#### Records supplied
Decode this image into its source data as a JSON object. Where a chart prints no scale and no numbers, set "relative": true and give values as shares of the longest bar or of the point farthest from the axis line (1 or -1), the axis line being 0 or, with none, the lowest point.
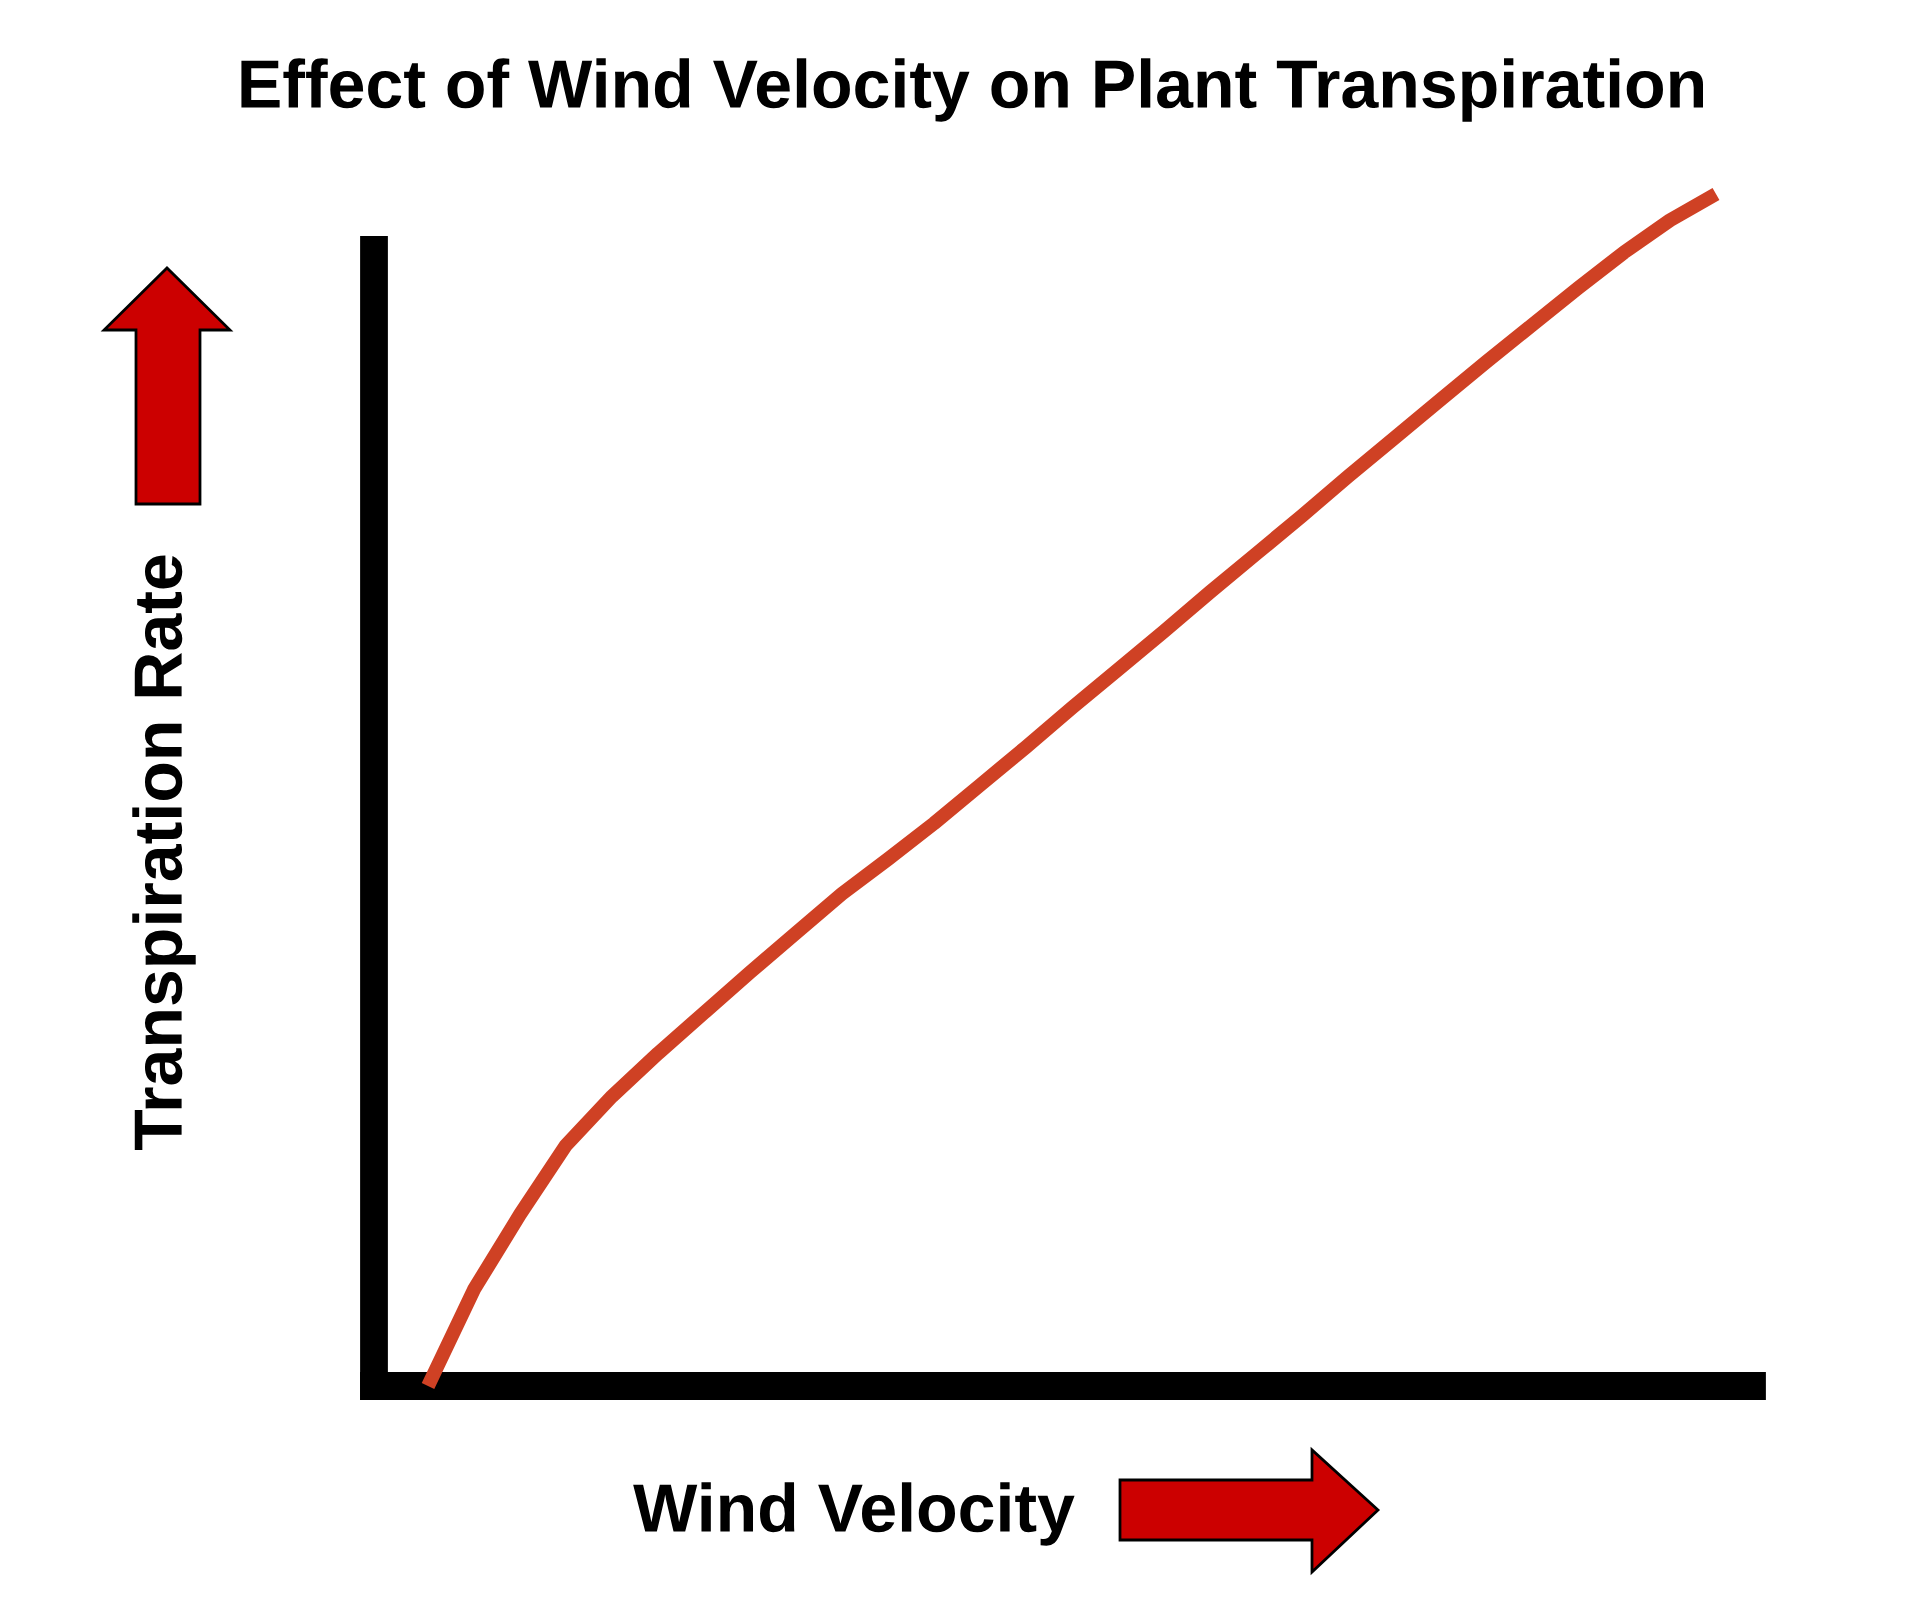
{
  "chart_data": {
    "type": "line",
    "title": "Effect of Wind Velocity on Plant Transpiration",
    "xlabel": "Wind Velocity",
    "ylabel": "Transpiration Rate",
    "relative": true,
    "categories": [
      null,
      null,
      null,
      null,
      null,
      null,
      null,
      null,
      null,
      null,
      null,
      null,
      null,
      null,
      null,
      null,
      null,
      null,
      null,
      null,
      null,
      null,
      null,
      null,
      null,
      null,
      null,
      null,
      null
    ],
    "series": [
      {
        "color": "#cf4124",
        "values": [
          0.0,
          0.081,
          0.144,
          0.202,
          0.243,
          0.279,
          0.313,
          0.347,
          0.38,
          0.413,
          0.442,
          0.472,
          0.504,
          0.536,
          0.569,
          0.601,
          0.633,
          0.666,
          0.698,
          0.73,
          0.763,
          0.795,
          0.827,
          0.859,
          0.89,
          0.921,
          0.951,
          0.978,
          1.0
        ]
      }
    ]
  }
}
########
▶ **Short task**:
Write out all the entries exactly, except for the pictures.

▶ **Correct response**:
Decode this image into its source data as a JSON object. Where a chart prints no scale and no numbers, set "relative": true and give values as shares of the longest bar or of the point farthest from the axis line (1 or -1), the axis line being 0 or, with none, the lowest point.
{
  "chart_data": {
    "type": "line",
    "title": "Effect of Wind Velocity on Plant Transpiration",
    "xlabel": "Wind Velocity",
    "ylabel": "Transpiration Rate",
    "relative": true,
    "categories": [
      null,
      null,
      null,
      null,
      null,
      null,
      null,
      null,
      null,
      null,
      null,
      null,
      null,
      null,
      null,
      null,
      null,
      null,
      null,
      null,
      null,
      null,
      null,
      null,
      null,
      null,
      null,
      null,
      null
    ],
    "series": [
      {
        "color": "#cf4124",
        "values": [
          0.0,
          0.081,
          0.144,
          0.202,
          0.243,
          0.279,
          0.313,
          0.347,
          0.38,
          0.413,
          0.442,
          0.472,
          0.504,
          0.536,
          0.569,
          0.601,
          0.633,
          0.666,
          0.698,
          0.73,
          0.763,
          0.795,
          0.827,
          0.859,
          0.89,
          0.921,
          0.951,
          0.978,
          1.0
        ]
      }
    ]
  }
}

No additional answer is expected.